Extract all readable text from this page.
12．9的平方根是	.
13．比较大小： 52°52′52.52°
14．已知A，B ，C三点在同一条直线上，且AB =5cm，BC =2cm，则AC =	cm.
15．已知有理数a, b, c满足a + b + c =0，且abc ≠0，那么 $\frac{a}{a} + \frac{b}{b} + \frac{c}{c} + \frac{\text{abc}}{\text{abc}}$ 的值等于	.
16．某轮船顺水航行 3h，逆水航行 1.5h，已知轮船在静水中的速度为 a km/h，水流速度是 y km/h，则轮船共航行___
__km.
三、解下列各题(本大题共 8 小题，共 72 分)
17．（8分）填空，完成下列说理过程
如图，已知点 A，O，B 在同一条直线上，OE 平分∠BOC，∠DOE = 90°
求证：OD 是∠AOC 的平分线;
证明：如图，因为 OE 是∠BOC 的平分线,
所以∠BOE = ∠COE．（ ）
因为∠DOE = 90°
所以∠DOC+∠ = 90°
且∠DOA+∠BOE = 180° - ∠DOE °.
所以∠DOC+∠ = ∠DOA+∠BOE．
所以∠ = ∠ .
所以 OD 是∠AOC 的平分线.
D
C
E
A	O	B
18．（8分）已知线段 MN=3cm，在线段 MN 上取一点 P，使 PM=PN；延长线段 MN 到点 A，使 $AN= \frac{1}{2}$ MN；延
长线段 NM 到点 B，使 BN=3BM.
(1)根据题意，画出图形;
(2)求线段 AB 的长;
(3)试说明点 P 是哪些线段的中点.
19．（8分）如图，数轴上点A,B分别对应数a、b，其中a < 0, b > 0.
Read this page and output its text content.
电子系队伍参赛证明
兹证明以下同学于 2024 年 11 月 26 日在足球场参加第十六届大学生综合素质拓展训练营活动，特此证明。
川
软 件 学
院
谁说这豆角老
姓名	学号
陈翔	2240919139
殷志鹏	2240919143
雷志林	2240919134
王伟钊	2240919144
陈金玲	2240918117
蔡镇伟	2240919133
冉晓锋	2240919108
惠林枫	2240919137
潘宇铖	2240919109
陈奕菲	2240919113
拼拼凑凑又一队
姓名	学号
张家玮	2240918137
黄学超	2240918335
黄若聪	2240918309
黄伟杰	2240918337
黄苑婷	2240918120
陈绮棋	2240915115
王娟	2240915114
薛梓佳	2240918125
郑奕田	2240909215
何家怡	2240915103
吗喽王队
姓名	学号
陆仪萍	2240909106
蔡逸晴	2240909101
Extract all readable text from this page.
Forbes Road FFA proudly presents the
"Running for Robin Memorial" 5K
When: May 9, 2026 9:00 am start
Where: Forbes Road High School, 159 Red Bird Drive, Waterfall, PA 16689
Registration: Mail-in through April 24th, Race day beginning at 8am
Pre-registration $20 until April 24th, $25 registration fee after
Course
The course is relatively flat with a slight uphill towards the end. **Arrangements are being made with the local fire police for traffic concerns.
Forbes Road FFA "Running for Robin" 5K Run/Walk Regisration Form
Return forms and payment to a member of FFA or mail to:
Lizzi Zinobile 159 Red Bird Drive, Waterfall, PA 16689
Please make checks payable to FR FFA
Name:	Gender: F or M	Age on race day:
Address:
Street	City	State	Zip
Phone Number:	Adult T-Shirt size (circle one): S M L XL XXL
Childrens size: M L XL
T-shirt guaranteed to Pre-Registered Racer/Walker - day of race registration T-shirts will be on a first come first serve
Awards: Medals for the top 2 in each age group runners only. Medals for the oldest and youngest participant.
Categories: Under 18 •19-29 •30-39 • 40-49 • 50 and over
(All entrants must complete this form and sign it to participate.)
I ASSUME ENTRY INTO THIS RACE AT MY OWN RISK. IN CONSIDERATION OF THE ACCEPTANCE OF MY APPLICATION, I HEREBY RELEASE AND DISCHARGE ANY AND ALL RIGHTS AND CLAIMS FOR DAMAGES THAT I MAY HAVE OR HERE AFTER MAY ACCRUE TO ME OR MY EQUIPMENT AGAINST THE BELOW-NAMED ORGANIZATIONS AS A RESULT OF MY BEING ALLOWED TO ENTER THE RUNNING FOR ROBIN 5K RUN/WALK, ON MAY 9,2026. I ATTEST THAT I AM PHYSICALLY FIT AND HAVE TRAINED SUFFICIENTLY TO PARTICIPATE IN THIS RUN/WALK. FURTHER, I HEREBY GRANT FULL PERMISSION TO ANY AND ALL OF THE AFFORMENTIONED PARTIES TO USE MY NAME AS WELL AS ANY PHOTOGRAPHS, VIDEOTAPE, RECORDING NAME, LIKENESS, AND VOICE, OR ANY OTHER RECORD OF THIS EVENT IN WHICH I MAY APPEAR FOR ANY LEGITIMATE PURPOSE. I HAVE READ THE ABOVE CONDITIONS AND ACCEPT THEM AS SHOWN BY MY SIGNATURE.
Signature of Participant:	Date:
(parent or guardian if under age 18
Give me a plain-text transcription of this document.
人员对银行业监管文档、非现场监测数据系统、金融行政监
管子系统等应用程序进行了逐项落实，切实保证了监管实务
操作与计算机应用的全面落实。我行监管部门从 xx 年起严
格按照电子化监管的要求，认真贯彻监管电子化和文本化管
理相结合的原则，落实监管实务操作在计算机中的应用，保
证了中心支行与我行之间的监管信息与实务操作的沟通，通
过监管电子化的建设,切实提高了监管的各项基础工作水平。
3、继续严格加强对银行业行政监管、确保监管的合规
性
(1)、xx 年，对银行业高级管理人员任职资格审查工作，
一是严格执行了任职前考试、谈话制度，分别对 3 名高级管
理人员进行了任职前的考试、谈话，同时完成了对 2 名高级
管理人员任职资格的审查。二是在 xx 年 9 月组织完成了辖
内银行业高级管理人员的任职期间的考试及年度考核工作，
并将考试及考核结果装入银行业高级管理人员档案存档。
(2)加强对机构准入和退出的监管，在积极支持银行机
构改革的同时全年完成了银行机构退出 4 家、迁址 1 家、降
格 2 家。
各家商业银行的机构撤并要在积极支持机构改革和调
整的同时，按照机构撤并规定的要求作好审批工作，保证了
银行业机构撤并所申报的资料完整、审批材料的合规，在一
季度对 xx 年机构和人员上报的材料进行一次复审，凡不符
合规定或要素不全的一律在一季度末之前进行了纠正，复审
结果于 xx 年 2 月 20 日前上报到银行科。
^^^^
- **AIM**:
Repeat the listing in full, keeping every line exactly as it is.

- **RESPONSE**:
Extract all readable text from this page.
12．9的平方根是	.
13．比较大小： 52°52′52.52°
14．已知A，B ，C三点在同一条直线上，且AB =5cm，BC =2cm，则AC =	cm.
15．已知有理数a, b, c满足a + b + c =0，且abc ≠0，那么 $\frac{a}{a} + \frac{b}{b} + \frac{c}{c} + \frac{\text{abc}}{\text{abc}}$ 的值等于	.
16．某轮船顺水航行 3h，逆水航行 1.5h，已知轮船在静水中的速度为 a km/h，水流速度是 y km/h，则轮船共航行___
__km.
三、解下列各题(本大题共 8 小题，共 72 分)
17．（8分）填空，完成下列说理过程
如图，已知点 A，O，B 在同一条直线上，OE 平分∠BOC，∠DOE = 90°
求证：OD 是∠AOC 的平分线;
证明：如图，因为 OE 是∠BOC 的平分线,
所以∠BOE = ∠COE．（ ）
因为∠DOE = 90°
所以∠DOC+∠ = 90°
且∠DOA+∠BOE = 180° - ∠DOE °.
所以∠DOC+∠ = ∠DOA+∠BOE．
所以∠ = ∠ .
所以 OD 是∠AOC 的平分线.
D
C
E
A	O	B
18．（8分）已知线段 MN=3cm，在线段 MN 上取一点 P，使 PM=PN；延长线段 MN 到点 A，使 $AN= \frac{1}{2}$ MN；延
长线段 NM 到点 B，使 BN=3BM.
(1)根据题意，画出图形;
(2)求线段 AB 的长;
(3)试说明点 P 是哪些线段的中点.
19．（8分）如图，数轴上点A,B分别对应数a、b，其中a < 0, b > 0.
Read this page and output its text content.
电子系队伍参赛证明
兹证明以下同学于 2024 年 11 月 26 日在足球场参加第十六届大学生综合素质拓展训练营活动，特此证明。
川
软 件 学
院
谁说这豆角老
姓名	学号
陈翔	2240919139
殷志鹏	2240919143
雷志林	2240919134
王伟钊	2240919144
陈金玲	2240918117
蔡镇伟	2240919133
冉晓锋	2240919108
惠林枫	2240919137
潘宇铖	2240919109
陈奕菲	2240919113
拼拼凑凑又一队
姓名	学号
张家玮	2240918137
黄学超	2240918335
黄若聪	2240918309
黄伟杰	2240918337
黄苑婷	2240918120
陈绮棋	2240915115
王娟	2240915114
薛梓佳	2240918125
郑奕田	2240909215
何家怡	2240915103
吗喽王队
姓名	学号
陆仪萍	2240909106
蔡逸晴	2240909101
Extract all readable text from this page.
Forbes Road FFA proudly presents the
"Running for Robin Memorial" 5K
When: May 9, 2026 9:00 am start
Where: Forbes Road High School, 159 Red Bird Drive, Waterfall, PA 16689
Registration: Mail-in through April 24th, Race day beginning at 8am
Pre-registration $20 until April 24th, $25 registration fee after
Course
The course is relatively flat with a slight uphill towards the end. **Arrangements are being made with the local fire police for traffic concerns.
Forbes Road FFA "Running for Robin" 5K Run/Walk Regisration Form
Return forms and payment to a member of FFA or mail to:
Lizzi Zinobile 159 Red Bird Drive, Waterfall, PA 16689
Please make checks payable to FR FFA
Name:	Gender: F or M	Age on race day:
Address:
Street	City	State	Zip
Phone Number:	Adult T-Shirt size (circle one): S M L XL XXL
Childrens size: M L XL
T-shirt guaranteed to Pre-Registered Racer/Walker - day of race registration T-shirts will be on a first come first serve
Awards: Medals for the top 2 in each age group runners only. Medals for the oldest and youngest participant.
Categories: Under 18 •19-29 •30-39 • 40-49 • 50 and over
(All entrants must complete this form and sign it to participate.)
I ASSUME ENTRY INTO THIS RACE AT MY OWN RISK. IN CONSIDERATION OF THE ACCEPTANCE OF MY APPLICATION, I HEREBY RELEASE AND DISCHARGE ANY AND ALL RIGHTS AND CLAIMS FOR DAMAGES THAT I MAY HAVE OR HERE AFTER MAY ACCRUE TO ME OR MY EQUIPMENT AGAINST THE BELOW-NAMED ORGANIZATIONS AS A RESULT OF MY BEING ALLOWED TO ENTER THE RUNNING FOR ROBIN 5K RUN/WALK, ON MAY 9,2026. I ATTEST THAT I AM PHYSICALLY FIT AND HAVE TRAINED SUFFICIENTLY TO PARTICIPATE IN THIS RUN/WALK. FURTHER, I HEREBY GRANT FULL PERMISSION TO ANY AND ALL OF THE AFFORMENTIONED PARTIES TO USE MY NAME AS WELL AS ANY PHOTOGRAPHS, VIDEOTAPE, RECORDING NAME, LIKENESS, AND VOICE, OR ANY OTHER RECORD OF THIS EVENT IN WHICH I MAY APPEAR FOR ANY LEGITIMATE PURPOSE. I HAVE READ THE ABOVE CONDITIONS AND ACCEPT THEM AS SHOWN BY MY SIGNATURE.
Signature of Participant:	Date:
(parent or guardian if under age 18
Give me a plain-text transcription of this document.
人员对银行业监管文档、非现场监测数据系统、金融行政监
管子系统等应用程序进行了逐项落实，切实保证了监管实务
操作与计算机应用的全面落实。我行监管部门从 xx 年起严
格按照电子化监管的要求，认真贯彻监管电子化和文本化管
理相结合的原则，落实监管实务操作在计算机中的应用，保
证了中心支行与我行之间的监管信息与实务操作的沟通，通
过监管电子化的建设,切实提高了监管的各项基础工作水平。
3、继续严格加强对银行业行政监管、确保监管的合规
性
(1)、xx 年，对银行业高级管理人员任职资格审查工作，
一是严格执行了任职前考试、谈话制度，分别对 3 名高级管
理人员进行了任职前的考试、谈话，同时完成了对 2 名高级
管理人员任职资格的审查。二是在 xx 年 9 月组织完成了辖
内银行业高级管理人员的任职期间的考试及年度考核工作，
并将考试及考核结果装入银行业高级管理人员档案存档。
(2)加强对机构准入和退出的监管，在积极支持银行机
构改革的同时全年完成了银行机构退出 4 家、迁址 1 家、降
格 2 家。
各家商业银行的机构撤并要在积极支持机构改革和调
整的同时，按照机构撤并规定的要求作好审批工作，保证了
银行业机构撤并所申报的资料完整、审批材料的合规，在一
季度对 xx 年机构和人员上报的材料进行一次复审，凡不符
合规定或要素不全的一律在一季度末之前进行了纠正，复审
结果于 xx 年 2 月 20 日前上报到银行科。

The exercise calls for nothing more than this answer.